» WORK INSTRUCTIONS
Write out the data below in full, unchanged, minus the images.

» DATA SHOWN
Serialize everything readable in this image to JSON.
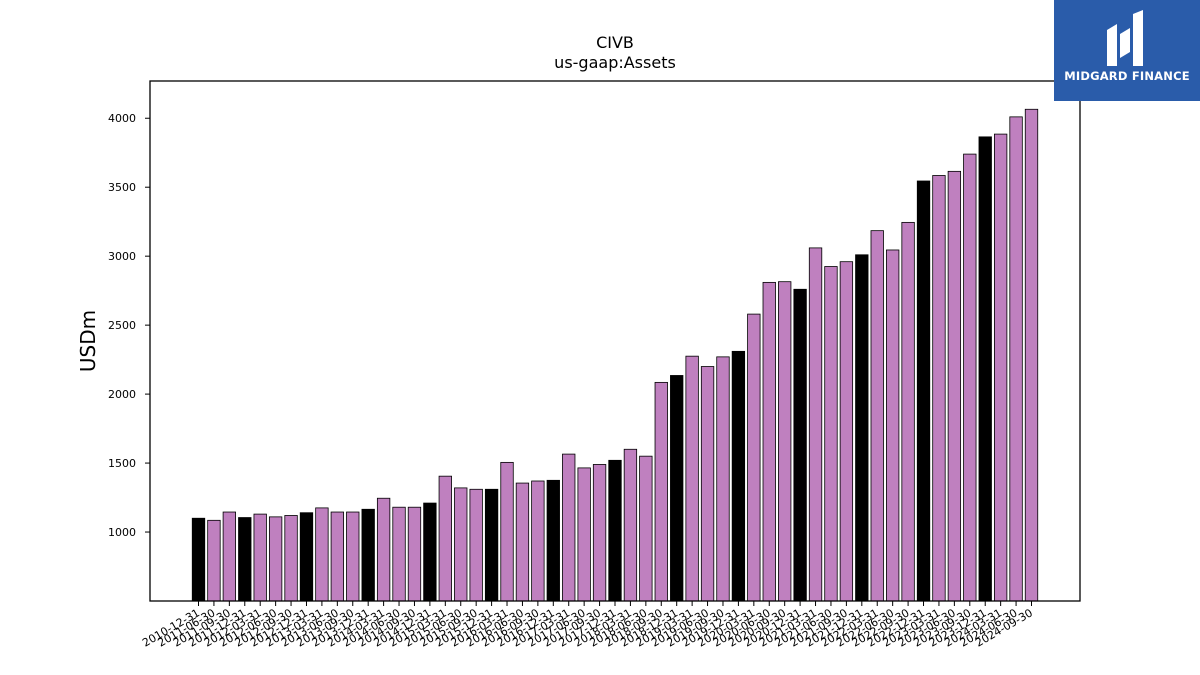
{
  "brand": {
    "name": "MIDGARD FINANCE"
  },
  "colors": {
    "highlight": "#000000",
    "bar": "#bf80bf",
    "logo_bg": "#2a5caa"
  },
  "chart_data": {
    "type": "bar",
    "title": "CIVB",
    "subtitle": "us-gaap:Assets",
    "xlabel": "",
    "ylabel": "USDm",
    "ylim": [
      500,
      4270
    ],
    "yticks": [
      1000,
      1500,
      2000,
      2500,
      3000,
      3500,
      4000
    ],
    "grid": false,
    "categories": [
      "2010-12-31",
      "2011-06-30",
      "2011-09-30",
      "2011-12-31",
      "2012-03-31",
      "2012-06-30",
      "2012-09-30",
      "2012-12-31",
      "2013-03-31",
      "2013-06-30",
      "2013-09-30",
      "2013-12-31",
      "2014-03-31",
      "2014-06-30",
      "2014-09-30",
      "2014-12-31",
      "2015-03-31",
      "2015-06-30",
      "2015-09-30",
      "2015-12-31",
      "2016-03-31",
      "2016-06-30",
      "2016-09-30",
      "2016-12-31",
      "2017-03-31",
      "2017-06-30",
      "2017-09-30",
      "2017-12-31",
      "2018-03-31",
      "2018-06-30",
      "2018-09-30",
      "2018-12-31",
      "2019-03-31",
      "2019-06-30",
      "2019-09-30",
      "2019-12-31",
      "2020-03-31",
      "2020-06-30",
      "2020-09-30",
      "2020-12-31",
      "2021-03-31",
      "2021-06-30",
      "2021-09-30",
      "2021-12-31",
      "2022-03-31",
      "2022-06-30",
      "2022-09-30",
      "2022-12-31",
      "2023-03-31",
      "2023-06-30",
      "2023-09-30",
      "2023-12-31",
      "2024-03-31",
      "2024-06-30",
      "2024-09-30"
    ],
    "values": [
      1100,
      1085,
      1145,
      1105,
      1130,
      1110,
      1120,
      1140,
      1175,
      1145,
      1145,
      1165,
      1245,
      1180,
      1180,
      1210,
      1405,
      1320,
      1310,
      1310,
      1505,
      1355,
      1370,
      1375,
      1565,
      1465,
      1490,
      1520,
      1600,
      1550,
      2085,
      2135,
      2275,
      2200,
      2270,
      2310,
      2580,
      2810,
      2815,
      2760,
      3060,
      2925,
      2960,
      3010,
      3185,
      3045,
      3245,
      3545,
      3585,
      3615,
      3740,
      3865,
      3885,
      4010,
      4065
    ],
    "year_end_highlight": true
  }
}
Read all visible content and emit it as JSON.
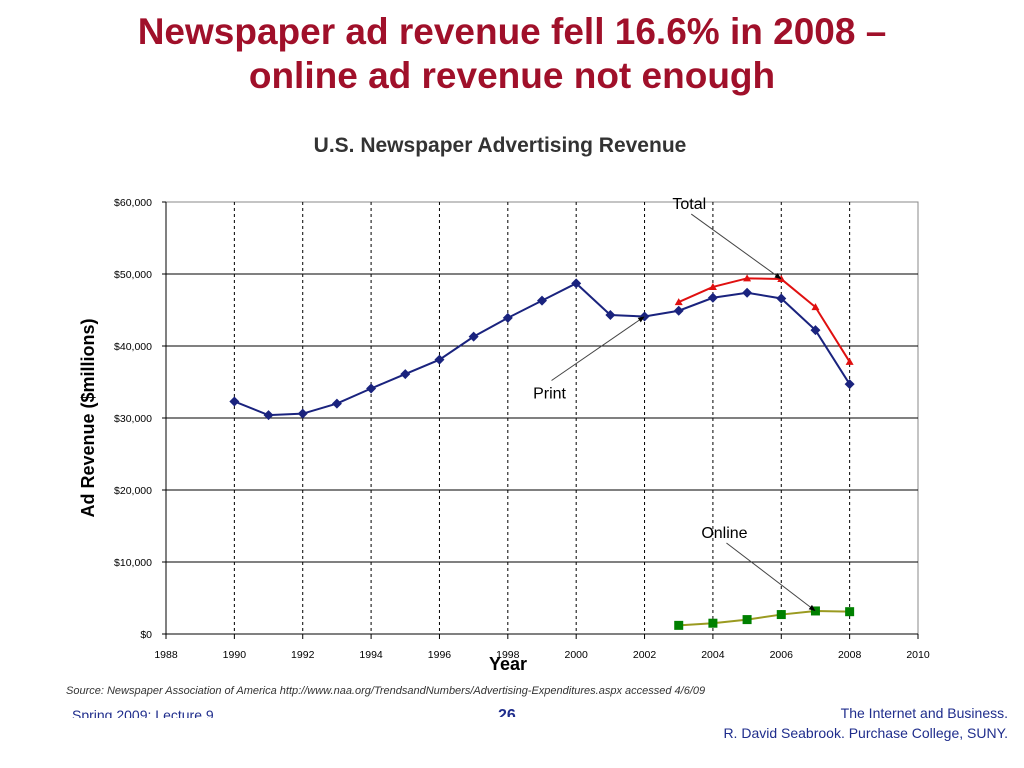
{
  "slide": {
    "title_line1": "Newspaper ad revenue fell 16.6% in 2008 –",
    "title_line2": "online ad revenue not enough"
  },
  "footer": {
    "left": "Spring 2009: Lecture 9",
    "page": "26",
    "right_line1": "The Internet and Business.",
    "right_line2": "R. David Seabrook. Purchase College, SUNY."
  },
  "colors": {
    "title": "#a0102a",
    "print": "#1a237e",
    "total": "#e01010",
    "online_line": "#9a9a20",
    "online_marker": "#008000"
  },
  "chart_data": {
    "type": "line",
    "title": "U.S. Newspaper Advertising Revenue",
    "xlabel": "Year",
    "ylabel": "Ad Revenue ($millions)",
    "xlim": [
      1988,
      2010
    ],
    "ylim": [
      0,
      60000
    ],
    "x_ticks": [
      1988,
      1990,
      1992,
      1994,
      1996,
      1998,
      2000,
      2002,
      2004,
      2006,
      2008,
      2010
    ],
    "y_ticks": [
      "$0",
      "$10,000",
      "$20,000",
      "$30,000",
      "$40,000",
      "$50,000",
      "$60,000"
    ],
    "y_tick_values": [
      0,
      10000,
      20000,
      30000,
      40000,
      50000,
      60000
    ],
    "grid": "horizontal solid, vertical dashed",
    "series": [
      {
        "name": "Print",
        "marker": "diamond",
        "points": [
          [
            1990,
            32300
          ],
          [
            1991,
            30400
          ],
          [
            1992,
            30600
          ],
          [
            1993,
            32000
          ],
          [
            1994,
            34100
          ],
          [
            1995,
            36100
          ],
          [
            1996,
            38100
          ],
          [
            1997,
            41300
          ],
          [
            1998,
            43900
          ],
          [
            1999,
            46300
          ],
          [
            2000,
            48700
          ],
          [
            2001,
            44300
          ],
          [
            2002,
            44100
          ],
          [
            2003,
            44900
          ],
          [
            2004,
            46700
          ],
          [
            2005,
            47400
          ],
          [
            2006,
            46600
          ],
          [
            2007,
            42200
          ],
          [
            2008,
            34700
          ]
        ]
      },
      {
        "name": "Total",
        "marker": "triangle",
        "points": [
          [
            2003,
            46100
          ],
          [
            2004,
            48200
          ],
          [
            2005,
            49400
          ],
          [
            2006,
            49300
          ],
          [
            2007,
            45400
          ],
          [
            2008,
            37800
          ]
        ]
      },
      {
        "name": "Online",
        "marker": "square",
        "points": [
          [
            2003,
            1200
          ],
          [
            2004,
            1500
          ],
          [
            2005,
            2000
          ],
          [
            2006,
            2700
          ],
          [
            2007,
            3200
          ],
          [
            2008,
            3100
          ]
        ]
      }
    ],
    "annotations": [
      {
        "text": "Total",
        "points_to": [
          2006,
          49300
        ]
      },
      {
        "text": "Print",
        "points_to": [
          2002,
          44100
        ]
      },
      {
        "text": "Online",
        "points_to": [
          2007,
          3200
        ]
      }
    ],
    "source": "Source: Newspaper Association of America http://www.naa.org/TrendsandNumbers/Advertising-Expenditures.aspx accessed 4/6/09"
  }
}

» SOLUTION FOR THIS EXERCISE
Serialize everything readable in this image to JSON.
{
  "brand": {
    "name": "MIDGARD FINANCE"
  },
  "colors": {
    "highlight": "#000000",
    "bar": "#bf80bf",
    "logo_bg": "#2a5caa"
  },
  "chart_data": {
    "type": "bar",
    "title": "CIVB",
    "subtitle": "us-gaap:Assets",
    "xlabel": "",
    "ylabel": "USDm",
    "ylim": [
      500,
      4270
    ],
    "yticks": [
      1000,
      1500,
      2000,
      2500,
      3000,
      3500,
      4000
    ],
    "grid": false,
    "categories": [
      "2010-12-31",
      "2011-06-30",
      "2011-09-30",
      "2011-12-31",
      "2012-03-31",
      "2012-06-30",
      "2012-09-30",
      "2012-12-31",
      "2013-03-31",
      "2013-06-30",
      "2013-09-30",
      "2013-12-31",
      "2014-03-31",
      "2014-06-30",
      "2014-09-30",
      "2014-12-31",
      "2015-03-31",
      "2015-06-30",
      "2015-09-30",
      "2015-12-31",
      "2016-03-31",
      "2016-06-30",
      "2016-09-30",
      "2016-12-31",
      "2017-03-31",
      "2017-06-30",
      "2017-09-30",
      "2017-12-31",
      "2018-03-31",
      "2018-06-30",
      "2018-09-30",
      "2018-12-31",
      "2019-03-31",
      "2019-06-30",
      "2019-09-30",
      "2019-12-31",
      "2020-03-31",
      "2020-06-30",
      "2020-09-30",
      "2020-12-31",
      "2021-03-31",
      "2021-06-30",
      "2021-09-30",
      "2021-12-31",
      "2022-03-31",
      "2022-06-30",
      "2022-09-30",
      "2022-12-31",
      "2023-03-31",
      "2023-06-30",
      "2023-09-30",
      "2023-12-31",
      "2024-03-31",
      "2024-06-30",
      "2024-09-30"
    ],
    "values": [
      1100,
      1085,
      1145,
      1105,
      1130,
      1110,
      1120,
      1140,
      1175,
      1145,
      1145,
      1165,
      1245,
      1180,
      1180,
      1210,
      1405,
      1320,
      1310,
      1310,
      1505,
      1355,
      1370,
      1375,
      1565,
      1465,
      1490,
      1520,
      1600,
      1550,
      2085,
      2135,
      2275,
      2200,
      2270,
      2310,
      2580,
      2810,
      2815,
      2760,
      3060,
      2925,
      2960,
      3010,
      3185,
      3045,
      3245,
      3545,
      3585,
      3615,
      3740,
      3865,
      3885,
      4010,
      4065
    ],
    "year_end_highlight": true
  }
}
Read all visible content and emit it as JSON.
{
  "slide": {
    "title_line1": "Newspaper ad revenue fell 16.6% in 2008 –",
    "title_line2": "online ad revenue not enough"
  },
  "footer": {
    "left": "Spring 2009: Lecture 9",
    "page": "26",
    "right_line1": "The Internet and Business.",
    "right_line2": "R. David Seabrook. Purchase College, SUNY."
  },
  "colors": {
    "title": "#a0102a",
    "print": "#1a237e",
    "total": "#e01010",
    "online_line": "#9a9a20",
    "online_marker": "#008000"
  },
  "chart_data": {
    "type": "line",
    "title": "U.S. Newspaper Advertising Revenue",
    "xlabel": "Year",
    "ylabel": "Ad Revenue ($millions)",
    "xlim": [
      1988,
      2010
    ],
    "ylim": [
      0,
      60000
    ],
    "x_ticks": [
      1988,
      1990,
      1992,
      1994,
      1996,
      1998,
      2000,
      2002,
      2004,
      2006,
      2008,
      2010
    ],
    "y_ticks": [
      "$0",
      "$10,000",
      "$20,000",
      "$30,000",
      "$40,000",
      "$50,000",
      "$60,000"
    ],
    "y_tick_values": [
      0,
      10000,
      20000,
      30000,
      40000,
      50000,
      60000
    ],
    "grid": "horizontal solid, vertical dashed",
    "series": [
      {
        "name": "Print",
        "marker": "diamond",
        "points": [
          [
            1990,
            32300
          ],
          [
            1991,
            30400
          ],
          [
            1992,
            30600
          ],
          [
            1993,
            32000
          ],
          [
            1994,
            34100
          ],
          [
            1995,
            36100
          ],
          [
            1996,
            38100
          ],
          [
            1997,
            41300
          ],
          [
            1998,
            43900
          ],
          [
            1999,
            46300
          ],
          [
            2000,
            48700
          ],
          [
            2001,
            44300
          ],
          [
            2002,
            44100
          ],
          [
            2003,
            44900
          ],
          [
            2004,
            46700
          ],
          [
            2005,
            47400
          ],
          [
            2006,
            46600
          ],
          [
            2007,
            42200
          ],
          [
            2008,
            34700
          ]
        ]
      },
      {
        "name": "Total",
        "marker": "triangle",
        "points": [
          [
            2003,
            46100
          ],
          [
            2004,
            48200
          ],
          [
            2005,
            49400
          ],
          [
            2006,
            49300
          ],
          [
            2007,
            45400
          ],
          [
            2008,
            37800
          ]
        ]
      },
      {
        "name": "Online",
        "marker": "square",
        "points": [
          [
            2003,
            1200
          ],
          [
            2004,
            1500
          ],
          [
            2005,
            2000
          ],
          [
            2006,
            2700
          ],
          [
            2007,
            3200
          ],
          [
            2008,
            3100
          ]
        ]
      }
    ],
    "annotations": [
      {
        "text": "Total",
        "points_to": [
          2006,
          49300
        ]
      },
      {
        "text": "Print",
        "points_to": [
          2002,
          44100
        ]
      },
      {
        "text": "Online",
        "points_to": [
          2007,
          3200
        ]
      }
    ],
    "source": "Source: Newspaper Association of America http://www.naa.org/TrendsandNumbers/Advertising-Expenditures.aspx accessed 4/6/09"
  }
}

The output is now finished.